What you need to do:
Express the rows as a JSON list of strings, one string per line, leaving out blank lines. Start at the very first row and end at the line containing "legend-item-struggling: Struggling —", keeping both of those lines.

Data for this exercise:
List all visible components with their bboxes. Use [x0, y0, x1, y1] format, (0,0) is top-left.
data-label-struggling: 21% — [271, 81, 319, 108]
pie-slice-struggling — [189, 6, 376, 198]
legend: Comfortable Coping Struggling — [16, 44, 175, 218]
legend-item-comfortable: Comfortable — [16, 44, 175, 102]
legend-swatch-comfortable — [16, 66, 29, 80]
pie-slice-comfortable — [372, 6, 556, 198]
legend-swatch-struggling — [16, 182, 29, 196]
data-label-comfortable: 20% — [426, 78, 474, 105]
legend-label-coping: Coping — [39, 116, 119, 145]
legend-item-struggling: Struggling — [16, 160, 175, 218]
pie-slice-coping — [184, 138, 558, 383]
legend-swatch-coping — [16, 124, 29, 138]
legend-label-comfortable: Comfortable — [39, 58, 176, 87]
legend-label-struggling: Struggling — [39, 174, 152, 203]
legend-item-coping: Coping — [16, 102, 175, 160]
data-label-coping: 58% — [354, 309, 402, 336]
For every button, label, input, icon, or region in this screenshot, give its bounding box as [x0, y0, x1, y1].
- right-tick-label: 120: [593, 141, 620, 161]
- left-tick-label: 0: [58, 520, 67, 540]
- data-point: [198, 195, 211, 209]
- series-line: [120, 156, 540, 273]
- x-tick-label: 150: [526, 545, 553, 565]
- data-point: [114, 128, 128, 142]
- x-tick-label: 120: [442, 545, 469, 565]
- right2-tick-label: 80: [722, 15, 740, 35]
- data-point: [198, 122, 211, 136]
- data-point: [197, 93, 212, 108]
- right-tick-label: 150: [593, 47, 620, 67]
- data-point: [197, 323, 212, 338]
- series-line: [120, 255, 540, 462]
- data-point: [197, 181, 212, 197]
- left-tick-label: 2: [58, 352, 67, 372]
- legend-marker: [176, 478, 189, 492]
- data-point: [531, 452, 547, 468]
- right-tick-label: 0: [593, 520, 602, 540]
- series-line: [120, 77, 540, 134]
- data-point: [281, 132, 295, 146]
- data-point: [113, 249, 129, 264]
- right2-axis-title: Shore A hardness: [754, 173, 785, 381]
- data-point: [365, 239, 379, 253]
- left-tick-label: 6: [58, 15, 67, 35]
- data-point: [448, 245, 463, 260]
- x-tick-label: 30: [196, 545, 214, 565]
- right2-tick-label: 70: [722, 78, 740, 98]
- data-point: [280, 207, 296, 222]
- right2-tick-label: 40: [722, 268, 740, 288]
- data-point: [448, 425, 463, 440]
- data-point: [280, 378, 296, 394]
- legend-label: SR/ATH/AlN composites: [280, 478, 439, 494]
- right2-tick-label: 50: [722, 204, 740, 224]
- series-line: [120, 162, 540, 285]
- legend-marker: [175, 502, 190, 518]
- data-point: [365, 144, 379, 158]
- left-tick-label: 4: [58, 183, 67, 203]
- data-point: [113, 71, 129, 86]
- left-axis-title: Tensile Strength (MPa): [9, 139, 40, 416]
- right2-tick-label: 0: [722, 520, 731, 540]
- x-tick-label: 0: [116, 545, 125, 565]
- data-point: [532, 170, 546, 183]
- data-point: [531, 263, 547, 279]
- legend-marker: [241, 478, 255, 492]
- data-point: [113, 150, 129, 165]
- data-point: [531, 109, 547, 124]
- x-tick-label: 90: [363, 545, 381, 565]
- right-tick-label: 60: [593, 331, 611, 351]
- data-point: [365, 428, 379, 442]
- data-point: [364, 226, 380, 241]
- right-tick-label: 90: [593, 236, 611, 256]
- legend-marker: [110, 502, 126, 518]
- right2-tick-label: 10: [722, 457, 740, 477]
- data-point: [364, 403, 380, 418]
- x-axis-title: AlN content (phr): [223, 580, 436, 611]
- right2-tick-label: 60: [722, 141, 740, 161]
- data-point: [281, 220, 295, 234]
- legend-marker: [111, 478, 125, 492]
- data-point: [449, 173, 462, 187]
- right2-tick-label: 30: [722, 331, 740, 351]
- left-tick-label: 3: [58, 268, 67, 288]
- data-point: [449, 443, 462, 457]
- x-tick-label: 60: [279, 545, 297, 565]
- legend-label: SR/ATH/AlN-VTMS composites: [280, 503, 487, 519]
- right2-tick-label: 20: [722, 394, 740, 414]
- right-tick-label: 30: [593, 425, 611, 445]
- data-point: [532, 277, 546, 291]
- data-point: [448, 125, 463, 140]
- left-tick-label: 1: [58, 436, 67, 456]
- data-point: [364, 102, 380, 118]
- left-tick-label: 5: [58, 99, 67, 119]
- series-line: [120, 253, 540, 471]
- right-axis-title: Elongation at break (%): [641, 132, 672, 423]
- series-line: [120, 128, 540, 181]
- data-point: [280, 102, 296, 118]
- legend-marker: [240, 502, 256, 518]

Result of this task:
[
  "List all visible components with their bboxes. Use [x0, y0, x1, y1] format, (0,0) is top-left.",
  "data-label-struggling: 21% — [271, 81, 319, 108]",
  "pie-slice-struggling — [189, 6, 376, 198]",
  "legend: Comfortable Coping Struggling — [16, 44, 175, 218]",
  "legend-item-comfortable: Comfortable — [16, 44, 175, 102]",
  "legend-swatch-comfortable — [16, 66, 29, 80]",
  "pie-slice-comfortable — [372, 6, 556, 198]",
  "legend-swatch-struggling — [16, 182, 29, 196]",
  "data-label-comfortable: 20% — [426, 78, 474, 105]",
  "legend-label-coping: Coping — [39, 116, 119, 145]",
  "legend-item-struggling: Struggling — [16, 160, 175, 218]"
]